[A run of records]

_ _ _

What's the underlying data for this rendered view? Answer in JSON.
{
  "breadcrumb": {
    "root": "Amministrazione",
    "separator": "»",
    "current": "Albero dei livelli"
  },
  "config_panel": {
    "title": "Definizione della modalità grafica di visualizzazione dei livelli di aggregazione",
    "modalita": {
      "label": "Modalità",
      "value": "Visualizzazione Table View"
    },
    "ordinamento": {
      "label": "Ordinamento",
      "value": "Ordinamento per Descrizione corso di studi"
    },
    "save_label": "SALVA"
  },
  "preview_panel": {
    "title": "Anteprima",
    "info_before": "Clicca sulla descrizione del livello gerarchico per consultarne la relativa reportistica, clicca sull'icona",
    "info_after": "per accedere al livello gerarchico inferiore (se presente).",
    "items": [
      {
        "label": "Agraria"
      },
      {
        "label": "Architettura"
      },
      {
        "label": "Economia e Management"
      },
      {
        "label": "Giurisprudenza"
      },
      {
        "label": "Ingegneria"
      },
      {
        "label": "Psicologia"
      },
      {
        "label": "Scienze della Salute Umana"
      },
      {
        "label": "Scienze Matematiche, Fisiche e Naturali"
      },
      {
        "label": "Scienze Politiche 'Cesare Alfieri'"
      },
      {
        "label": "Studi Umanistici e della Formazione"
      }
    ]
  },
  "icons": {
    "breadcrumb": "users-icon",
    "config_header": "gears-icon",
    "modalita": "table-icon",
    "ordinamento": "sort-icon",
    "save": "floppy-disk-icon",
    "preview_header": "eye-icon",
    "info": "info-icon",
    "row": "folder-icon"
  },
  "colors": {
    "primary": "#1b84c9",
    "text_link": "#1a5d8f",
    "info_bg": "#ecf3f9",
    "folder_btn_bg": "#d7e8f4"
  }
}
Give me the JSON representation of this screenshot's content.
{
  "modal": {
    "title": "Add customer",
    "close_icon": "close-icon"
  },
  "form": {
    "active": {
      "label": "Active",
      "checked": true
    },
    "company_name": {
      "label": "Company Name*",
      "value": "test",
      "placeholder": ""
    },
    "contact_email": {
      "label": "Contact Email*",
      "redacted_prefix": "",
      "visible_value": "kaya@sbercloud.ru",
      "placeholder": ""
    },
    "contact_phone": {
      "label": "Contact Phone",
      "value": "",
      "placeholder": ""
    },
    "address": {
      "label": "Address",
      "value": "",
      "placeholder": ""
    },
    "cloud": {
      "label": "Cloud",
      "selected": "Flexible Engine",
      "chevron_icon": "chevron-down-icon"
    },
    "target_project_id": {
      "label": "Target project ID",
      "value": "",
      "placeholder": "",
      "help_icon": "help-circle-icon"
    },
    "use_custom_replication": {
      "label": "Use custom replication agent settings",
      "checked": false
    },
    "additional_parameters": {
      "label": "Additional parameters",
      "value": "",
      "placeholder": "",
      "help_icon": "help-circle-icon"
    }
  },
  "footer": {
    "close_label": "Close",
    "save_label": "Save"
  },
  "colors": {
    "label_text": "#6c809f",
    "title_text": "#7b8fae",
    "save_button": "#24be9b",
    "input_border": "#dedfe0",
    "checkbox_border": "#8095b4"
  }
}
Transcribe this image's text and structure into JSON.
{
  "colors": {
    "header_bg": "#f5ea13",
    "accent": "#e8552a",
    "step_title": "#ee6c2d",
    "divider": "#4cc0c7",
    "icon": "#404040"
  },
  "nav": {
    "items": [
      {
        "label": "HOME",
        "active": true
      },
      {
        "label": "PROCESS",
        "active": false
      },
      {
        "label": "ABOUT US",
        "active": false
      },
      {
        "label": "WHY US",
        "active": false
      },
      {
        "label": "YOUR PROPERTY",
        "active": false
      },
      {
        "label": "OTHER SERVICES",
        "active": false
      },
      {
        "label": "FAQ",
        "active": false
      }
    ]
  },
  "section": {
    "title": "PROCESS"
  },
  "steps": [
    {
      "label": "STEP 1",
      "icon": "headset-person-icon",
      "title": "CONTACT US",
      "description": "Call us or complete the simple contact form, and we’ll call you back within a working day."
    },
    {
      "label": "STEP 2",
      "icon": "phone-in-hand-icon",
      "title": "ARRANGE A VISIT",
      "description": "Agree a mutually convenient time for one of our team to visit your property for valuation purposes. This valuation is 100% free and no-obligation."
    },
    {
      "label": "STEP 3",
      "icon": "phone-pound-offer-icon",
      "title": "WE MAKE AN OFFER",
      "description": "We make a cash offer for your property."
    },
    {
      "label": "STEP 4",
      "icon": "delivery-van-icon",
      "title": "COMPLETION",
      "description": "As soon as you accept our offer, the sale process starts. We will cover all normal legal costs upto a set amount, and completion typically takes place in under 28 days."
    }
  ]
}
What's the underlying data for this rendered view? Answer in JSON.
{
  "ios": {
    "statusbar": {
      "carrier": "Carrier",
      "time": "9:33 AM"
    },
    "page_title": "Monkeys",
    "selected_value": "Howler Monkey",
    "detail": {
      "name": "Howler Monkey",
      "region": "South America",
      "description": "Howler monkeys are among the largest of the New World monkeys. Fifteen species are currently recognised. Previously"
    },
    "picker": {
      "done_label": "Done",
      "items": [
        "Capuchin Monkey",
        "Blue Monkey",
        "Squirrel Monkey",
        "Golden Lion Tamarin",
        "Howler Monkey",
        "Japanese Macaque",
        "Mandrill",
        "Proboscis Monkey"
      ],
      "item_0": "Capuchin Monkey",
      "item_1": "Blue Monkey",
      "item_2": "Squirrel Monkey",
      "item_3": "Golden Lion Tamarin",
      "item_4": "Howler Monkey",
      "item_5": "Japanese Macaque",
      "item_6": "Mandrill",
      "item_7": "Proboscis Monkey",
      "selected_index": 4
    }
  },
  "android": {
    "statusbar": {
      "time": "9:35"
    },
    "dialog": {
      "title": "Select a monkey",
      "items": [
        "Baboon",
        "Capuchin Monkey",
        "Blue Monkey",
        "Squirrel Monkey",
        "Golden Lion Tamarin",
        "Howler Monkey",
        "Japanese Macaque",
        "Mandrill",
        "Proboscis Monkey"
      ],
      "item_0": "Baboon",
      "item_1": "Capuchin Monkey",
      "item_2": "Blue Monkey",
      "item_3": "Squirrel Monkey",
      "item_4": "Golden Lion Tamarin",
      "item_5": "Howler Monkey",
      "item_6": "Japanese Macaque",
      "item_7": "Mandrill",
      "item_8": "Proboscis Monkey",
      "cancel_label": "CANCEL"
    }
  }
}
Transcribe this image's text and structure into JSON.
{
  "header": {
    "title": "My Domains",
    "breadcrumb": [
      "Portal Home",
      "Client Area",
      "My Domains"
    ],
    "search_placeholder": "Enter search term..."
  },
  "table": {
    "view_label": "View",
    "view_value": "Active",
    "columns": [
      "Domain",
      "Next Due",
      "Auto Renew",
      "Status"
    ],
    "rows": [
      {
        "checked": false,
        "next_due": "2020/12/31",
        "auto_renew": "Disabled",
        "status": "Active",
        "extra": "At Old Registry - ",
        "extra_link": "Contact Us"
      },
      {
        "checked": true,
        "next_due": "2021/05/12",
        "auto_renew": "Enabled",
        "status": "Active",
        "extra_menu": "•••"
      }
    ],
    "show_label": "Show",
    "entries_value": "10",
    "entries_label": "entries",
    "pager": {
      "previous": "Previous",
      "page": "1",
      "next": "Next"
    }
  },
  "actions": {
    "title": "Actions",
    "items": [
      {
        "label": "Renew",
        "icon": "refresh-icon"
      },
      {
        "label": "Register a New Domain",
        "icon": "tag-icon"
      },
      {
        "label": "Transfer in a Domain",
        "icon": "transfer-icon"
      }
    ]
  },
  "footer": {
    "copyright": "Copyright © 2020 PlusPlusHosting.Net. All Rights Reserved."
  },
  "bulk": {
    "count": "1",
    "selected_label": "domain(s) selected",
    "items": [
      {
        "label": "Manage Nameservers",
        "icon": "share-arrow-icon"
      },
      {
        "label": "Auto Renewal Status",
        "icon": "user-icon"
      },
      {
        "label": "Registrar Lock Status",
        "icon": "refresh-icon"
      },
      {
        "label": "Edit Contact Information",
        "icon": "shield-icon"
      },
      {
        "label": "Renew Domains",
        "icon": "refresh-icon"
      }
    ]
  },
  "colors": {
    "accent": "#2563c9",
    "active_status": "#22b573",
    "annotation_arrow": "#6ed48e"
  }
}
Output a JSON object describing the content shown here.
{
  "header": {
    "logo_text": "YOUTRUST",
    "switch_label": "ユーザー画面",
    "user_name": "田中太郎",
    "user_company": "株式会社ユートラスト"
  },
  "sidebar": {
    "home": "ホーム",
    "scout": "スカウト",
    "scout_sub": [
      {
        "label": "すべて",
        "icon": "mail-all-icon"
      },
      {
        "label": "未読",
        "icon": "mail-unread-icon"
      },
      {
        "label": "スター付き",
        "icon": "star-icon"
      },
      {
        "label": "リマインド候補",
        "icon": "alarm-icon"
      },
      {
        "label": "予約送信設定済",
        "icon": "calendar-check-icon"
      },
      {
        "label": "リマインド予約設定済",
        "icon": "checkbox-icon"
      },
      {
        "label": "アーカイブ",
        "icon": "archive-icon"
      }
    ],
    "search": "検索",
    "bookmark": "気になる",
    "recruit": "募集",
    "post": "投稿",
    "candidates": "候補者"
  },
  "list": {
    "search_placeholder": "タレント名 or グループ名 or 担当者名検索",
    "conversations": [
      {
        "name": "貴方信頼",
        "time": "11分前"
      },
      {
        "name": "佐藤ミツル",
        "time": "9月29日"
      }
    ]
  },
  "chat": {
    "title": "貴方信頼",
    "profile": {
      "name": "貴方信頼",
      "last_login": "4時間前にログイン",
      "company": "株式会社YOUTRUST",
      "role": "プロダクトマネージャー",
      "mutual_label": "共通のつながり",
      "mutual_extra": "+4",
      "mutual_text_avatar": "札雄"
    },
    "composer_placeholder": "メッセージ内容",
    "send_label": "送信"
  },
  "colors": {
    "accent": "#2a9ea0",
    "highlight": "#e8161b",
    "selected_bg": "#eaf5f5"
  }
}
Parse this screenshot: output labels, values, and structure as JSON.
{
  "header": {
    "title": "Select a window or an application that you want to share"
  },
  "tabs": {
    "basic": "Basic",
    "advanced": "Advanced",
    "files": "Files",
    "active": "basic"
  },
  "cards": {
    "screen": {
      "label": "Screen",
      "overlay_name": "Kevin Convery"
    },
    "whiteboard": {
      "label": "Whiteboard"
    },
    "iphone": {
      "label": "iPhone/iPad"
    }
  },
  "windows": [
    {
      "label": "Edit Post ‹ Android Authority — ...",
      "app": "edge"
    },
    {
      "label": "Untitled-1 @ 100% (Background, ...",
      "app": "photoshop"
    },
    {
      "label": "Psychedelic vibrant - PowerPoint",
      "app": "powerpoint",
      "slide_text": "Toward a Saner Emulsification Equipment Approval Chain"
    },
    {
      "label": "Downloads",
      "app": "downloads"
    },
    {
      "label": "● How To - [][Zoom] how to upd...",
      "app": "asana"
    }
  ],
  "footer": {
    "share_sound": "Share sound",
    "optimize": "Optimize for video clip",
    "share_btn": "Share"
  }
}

_ _ _

Write out, word for word, the line containing "Parse this screenshot: output" and every line after it to the end of the data above.

Written response:
Parse this screenshot: output labels, values, and structure as JSON.
{
  "header": {
    "title": "Select a window or an application that you want to share"
  },
  "tabs": {
    "basic": "Basic",
    "advanced": "Advanced",
    "files": "Files",
    "active": "basic"
  },
  "cards": {
    "screen": {
      "label": "Screen",
      "overlay_name": "Kevin Convery"
    },
    "whiteboard": {
      "label": "Whiteboard"
    },
    "iphone": {
      "label": "iPhone/iPad"
    }
  },
  "windows": [
    {
      "label": "Edit Post ‹ Android Authority — ...",
      "app": "edge"
    },
    {
      "label": "Untitled-1 @ 100% (Background, ...",
      "app": "photoshop"
    },
    {
      "label": "Psychedelic vibrant - PowerPoint",
      "app": "powerpoint",
      "slide_text": "Toward a Saner Emulsification Equipment Approval Chain"
    },
    {
      "label": "Downloads",
      "app": "downloads"
    },
    {
      "label": "● How To - [][Zoom] how to upd...",
      "app": "asana"
    }
  ],
  "footer": {
    "share_sound": "Share sound",
    "optimize": "Optimize for video clip",
    "share_btn": "Share"
  }
}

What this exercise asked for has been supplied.